### Source extract

UT has both feet planted as it helps build solar industry cluster

Arising from expertise within the glass industry and the abundance of cheap natural gas needed to melt silica for solar modules, the Toledo area has long been recognized for incubating advanced and alternative energy players.

In the thick of things has been the University of Toledo. So, it's only fitting that when it came time for the State of Ohio to establish a new Wright Center for Photovoltaics Innovation and Commercialization (PVIC), UT was a logical choice.

PVIC was founded in January 2007 with $18.6 million in Ohio Third Frontier funding and matching contributions of $30 million from federal agencies and university and industrial partners. The center -- which also has hubs Ohio State University, and Bowling Green State University -- has become a state of the art laboratory with three purposes, says Robert Collins, professor of physics and co-director of the PVIC: to help new companies commercialize their products, to help existing companies improve their products and expand product lines, and to build a large solar cluster in northwest Ohio.

######

Problems to solve –
(a) According to Robert Collins in the solar cluster article, what are the purposes of the PVIC?
(b) Could you pick up the solar cluster article after its final sentence and keep writing it?
The records below stand apart from the solar cluster article.

### Information given

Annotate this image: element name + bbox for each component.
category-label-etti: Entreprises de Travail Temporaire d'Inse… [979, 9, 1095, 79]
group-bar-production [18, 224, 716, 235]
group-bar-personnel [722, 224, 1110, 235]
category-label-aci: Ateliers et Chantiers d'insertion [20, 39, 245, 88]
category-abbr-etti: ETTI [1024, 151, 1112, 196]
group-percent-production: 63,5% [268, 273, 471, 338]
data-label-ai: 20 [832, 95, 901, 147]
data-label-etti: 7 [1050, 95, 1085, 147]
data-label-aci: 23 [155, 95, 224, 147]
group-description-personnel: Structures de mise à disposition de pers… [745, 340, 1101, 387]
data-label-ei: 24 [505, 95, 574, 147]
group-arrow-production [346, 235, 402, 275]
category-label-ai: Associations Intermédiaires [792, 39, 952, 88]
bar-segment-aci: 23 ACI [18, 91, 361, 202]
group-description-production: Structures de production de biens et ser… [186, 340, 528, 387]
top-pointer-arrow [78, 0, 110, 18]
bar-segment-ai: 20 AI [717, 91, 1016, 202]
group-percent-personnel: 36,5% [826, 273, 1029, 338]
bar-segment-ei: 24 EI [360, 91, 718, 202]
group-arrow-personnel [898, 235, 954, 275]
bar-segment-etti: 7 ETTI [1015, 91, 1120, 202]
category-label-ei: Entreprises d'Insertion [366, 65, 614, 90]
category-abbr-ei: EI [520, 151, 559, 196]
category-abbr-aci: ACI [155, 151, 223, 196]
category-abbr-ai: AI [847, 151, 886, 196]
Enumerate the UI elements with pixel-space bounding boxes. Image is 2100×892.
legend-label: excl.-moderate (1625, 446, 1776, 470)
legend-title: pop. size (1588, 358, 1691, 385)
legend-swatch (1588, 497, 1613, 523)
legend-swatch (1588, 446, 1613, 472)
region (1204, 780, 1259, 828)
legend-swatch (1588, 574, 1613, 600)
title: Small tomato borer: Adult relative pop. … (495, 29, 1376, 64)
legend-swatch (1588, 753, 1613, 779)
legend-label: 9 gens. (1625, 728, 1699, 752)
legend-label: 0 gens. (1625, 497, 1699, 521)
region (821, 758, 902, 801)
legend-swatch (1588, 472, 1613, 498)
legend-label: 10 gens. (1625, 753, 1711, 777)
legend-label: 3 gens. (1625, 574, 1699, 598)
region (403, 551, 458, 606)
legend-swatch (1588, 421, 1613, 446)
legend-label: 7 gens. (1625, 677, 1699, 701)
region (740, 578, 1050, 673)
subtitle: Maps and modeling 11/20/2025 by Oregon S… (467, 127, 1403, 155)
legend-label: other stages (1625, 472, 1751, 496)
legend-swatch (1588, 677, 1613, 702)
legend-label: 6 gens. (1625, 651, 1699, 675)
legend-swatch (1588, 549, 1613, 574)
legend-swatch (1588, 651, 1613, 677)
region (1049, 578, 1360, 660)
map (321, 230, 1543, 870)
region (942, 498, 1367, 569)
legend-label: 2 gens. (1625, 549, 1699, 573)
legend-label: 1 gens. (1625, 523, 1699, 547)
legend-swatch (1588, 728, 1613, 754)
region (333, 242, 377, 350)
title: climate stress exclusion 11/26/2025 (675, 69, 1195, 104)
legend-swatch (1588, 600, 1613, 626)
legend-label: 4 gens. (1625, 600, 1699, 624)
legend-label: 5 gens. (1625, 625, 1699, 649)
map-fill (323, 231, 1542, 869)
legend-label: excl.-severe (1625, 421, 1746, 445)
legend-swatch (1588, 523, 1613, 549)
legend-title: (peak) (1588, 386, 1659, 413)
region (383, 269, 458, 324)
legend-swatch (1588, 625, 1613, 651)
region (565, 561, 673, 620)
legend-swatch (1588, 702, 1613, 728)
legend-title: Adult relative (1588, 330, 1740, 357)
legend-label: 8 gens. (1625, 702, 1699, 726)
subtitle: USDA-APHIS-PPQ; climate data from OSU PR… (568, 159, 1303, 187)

######

Results for the exercise –
(a)
- To help new companies commercialize their products
- To help existing companies improve their products and expand product lines
- To build a large solar cluster in northwest Ohio

(b)
The PVIC serves as both a testing ground for new applications and a resource for commercialization of those techniques. The center is now working with 30 companies from around the country -- including a start-up from Silicon Valley, Collins says.

The center has led the way in development of new thin-film technologies that can be produced more quickly and less expensively than traditional solar films. Meanwhile, UT is working on next-generation films using nanostructures, recently hiring two experts from the National Renewable Energy Laboratory to lead the work.